## Start Supplied entries
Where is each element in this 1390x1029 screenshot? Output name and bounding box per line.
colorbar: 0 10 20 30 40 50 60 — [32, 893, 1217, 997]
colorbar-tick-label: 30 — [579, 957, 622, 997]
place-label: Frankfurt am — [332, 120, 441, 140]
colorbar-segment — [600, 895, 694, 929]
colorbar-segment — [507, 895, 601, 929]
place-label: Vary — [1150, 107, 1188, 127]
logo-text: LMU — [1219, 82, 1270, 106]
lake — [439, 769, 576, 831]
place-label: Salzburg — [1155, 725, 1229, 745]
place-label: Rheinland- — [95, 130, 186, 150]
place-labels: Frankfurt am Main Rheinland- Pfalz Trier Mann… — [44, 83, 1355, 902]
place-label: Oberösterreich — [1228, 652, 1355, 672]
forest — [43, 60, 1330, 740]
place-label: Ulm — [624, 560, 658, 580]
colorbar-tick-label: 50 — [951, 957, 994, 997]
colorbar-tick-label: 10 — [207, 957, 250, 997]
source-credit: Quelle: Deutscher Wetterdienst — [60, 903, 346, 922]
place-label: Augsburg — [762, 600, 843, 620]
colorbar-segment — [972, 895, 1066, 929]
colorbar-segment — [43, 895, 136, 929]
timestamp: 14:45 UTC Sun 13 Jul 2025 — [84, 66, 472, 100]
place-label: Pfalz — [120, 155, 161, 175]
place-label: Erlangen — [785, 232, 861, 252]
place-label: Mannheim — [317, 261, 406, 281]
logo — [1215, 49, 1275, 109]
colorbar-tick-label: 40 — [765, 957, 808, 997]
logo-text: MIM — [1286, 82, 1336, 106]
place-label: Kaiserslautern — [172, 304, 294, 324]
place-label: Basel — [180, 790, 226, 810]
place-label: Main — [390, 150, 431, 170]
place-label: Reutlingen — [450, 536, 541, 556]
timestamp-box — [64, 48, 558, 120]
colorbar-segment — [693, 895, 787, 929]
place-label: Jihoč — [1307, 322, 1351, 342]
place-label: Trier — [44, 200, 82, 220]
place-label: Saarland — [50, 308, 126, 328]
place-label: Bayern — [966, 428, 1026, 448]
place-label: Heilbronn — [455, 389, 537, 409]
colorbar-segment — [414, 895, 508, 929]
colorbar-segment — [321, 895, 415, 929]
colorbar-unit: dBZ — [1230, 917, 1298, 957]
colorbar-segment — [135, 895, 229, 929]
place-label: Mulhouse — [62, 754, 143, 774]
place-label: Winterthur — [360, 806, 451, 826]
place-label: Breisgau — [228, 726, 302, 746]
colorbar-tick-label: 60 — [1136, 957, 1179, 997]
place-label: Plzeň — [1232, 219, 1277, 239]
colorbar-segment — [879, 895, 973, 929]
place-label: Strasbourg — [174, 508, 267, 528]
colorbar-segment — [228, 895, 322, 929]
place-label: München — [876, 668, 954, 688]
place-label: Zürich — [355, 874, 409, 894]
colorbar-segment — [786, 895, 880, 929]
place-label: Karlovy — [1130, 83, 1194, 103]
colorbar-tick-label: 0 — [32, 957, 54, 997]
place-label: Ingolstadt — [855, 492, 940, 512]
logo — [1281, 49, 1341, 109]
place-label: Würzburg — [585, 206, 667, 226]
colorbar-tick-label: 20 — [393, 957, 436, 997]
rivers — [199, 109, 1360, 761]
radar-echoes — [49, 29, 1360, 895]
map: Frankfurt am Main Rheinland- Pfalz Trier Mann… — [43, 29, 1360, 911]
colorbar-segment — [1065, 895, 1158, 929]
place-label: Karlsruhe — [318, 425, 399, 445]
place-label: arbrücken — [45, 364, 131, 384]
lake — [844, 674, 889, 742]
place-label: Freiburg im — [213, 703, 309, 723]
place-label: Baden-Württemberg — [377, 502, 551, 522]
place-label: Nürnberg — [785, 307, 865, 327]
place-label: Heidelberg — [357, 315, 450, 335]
## End Supplied entries
[Given request] Return every line of the items above verbatim, with nothing altered or left out.

[Solution to this exercise]
Where is each element in this 1390x1029 screenshot? Output name and bounding box per line.
colorbar: 0 10 20 30 40 50 60 — [32, 893, 1217, 997]
colorbar-tick-label: 30 — [579, 957, 622, 997]
place-label: Frankfurt am — [332, 120, 441, 140]
colorbar-segment — [600, 895, 694, 929]
colorbar-segment — [507, 895, 601, 929]
place-label: Vary — [1150, 107, 1188, 127]
logo-text: LMU — [1219, 82, 1270, 106]
lake — [439, 769, 576, 831]
place-label: Salzburg — [1155, 725, 1229, 745]
place-label: Rheinland- — [95, 130, 186, 150]
place-labels: Frankfurt am Main Rheinland- Pfalz Trier Mann… — [44, 83, 1355, 902]
place-label: Oberösterreich — [1228, 652, 1355, 672]
forest — [43, 60, 1330, 740]
place-label: Ulm — [624, 560, 658, 580]
colorbar-tick-label: 50 — [951, 957, 994, 997]
colorbar-tick-label: 10 — [207, 957, 250, 997]
source-credit: Quelle: Deutscher Wetterdienst — [60, 903, 346, 922]
place-label: Augsburg — [762, 600, 843, 620]
colorbar-segment — [972, 895, 1066, 929]
colorbar-segment — [43, 895, 136, 929]
timestamp: 14:45 UTC Sun 13 Jul 2025 — [84, 66, 472, 100]
place-label: Pfalz — [120, 155, 161, 175]
place-label: Erlangen — [785, 232, 861, 252]
place-label: Mannheim — [317, 261, 406, 281]
logo — [1215, 49, 1275, 109]
colorbar-tick-label: 40 — [765, 957, 808, 997]
logo-text: MIM — [1286, 82, 1336, 106]
place-label: Kaiserslautern — [172, 304, 294, 324]
place-label: Basel — [180, 790, 226, 810]
place-label: Main — [390, 150, 431, 170]
place-label: Reutlingen — [450, 536, 541, 556]
timestamp-box — [64, 48, 558, 120]
colorbar-segment — [693, 895, 787, 929]
place-label: Jihoč — [1307, 322, 1351, 342]
place-label: Trier — [44, 200, 82, 220]
place-label: Saarland — [50, 308, 126, 328]
place-label: Bayern — [966, 428, 1026, 448]
place-label: Heilbronn — [455, 389, 537, 409]
colorbar-segment — [414, 895, 508, 929]
colorbar-segment — [321, 895, 415, 929]
colorbar-unit: dBZ — [1230, 917, 1298, 957]
colorbar-segment — [135, 895, 229, 929]
place-label: Mulhouse — [62, 754, 143, 774]
place-label: Winterthur — [360, 806, 451, 826]
place-label: Breisgau — [228, 726, 302, 746]
colorbar-tick-label: 60 — [1136, 957, 1179, 997]
place-label: Plzeň — [1232, 219, 1277, 239]
colorbar-segment — [879, 895, 973, 929]
place-label: Strasbourg — [174, 508, 267, 528]
colorbar-segment — [228, 895, 322, 929]
place-label: München — [876, 668, 954, 688]
place-label: Zürich — [355, 874, 409, 894]
colorbar-segment — [786, 895, 880, 929]
place-label: Karlovy — [1130, 83, 1194, 103]
colorbar-tick-label: 0 — [32, 957, 54, 997]
place-label: Ingolstadt — [855, 492, 940, 512]
logo — [1281, 49, 1341, 109]
place-label: Würzburg — [585, 206, 667, 226]
colorbar-tick-label: 20 — [393, 957, 436, 997]
rivers — [199, 109, 1360, 761]
radar-echoes — [49, 29, 1360, 895]
map: Frankfurt am Main Rheinland- Pfalz Trier Mann… — [43, 29, 1360, 911]
colorbar-segment — [1065, 895, 1158, 929]
place-label: Karlsruhe — [318, 425, 399, 445]
place-label: arbrücken — [45, 364, 131, 384]
lake — [844, 674, 889, 742]
place-label: Freiburg im — [213, 703, 309, 723]
place-label: Baden-Württemberg — [377, 502, 551, 522]
place-label: Nürnberg — [785, 307, 865, 327]
place-label: Heidelberg — [357, 315, 450, 335]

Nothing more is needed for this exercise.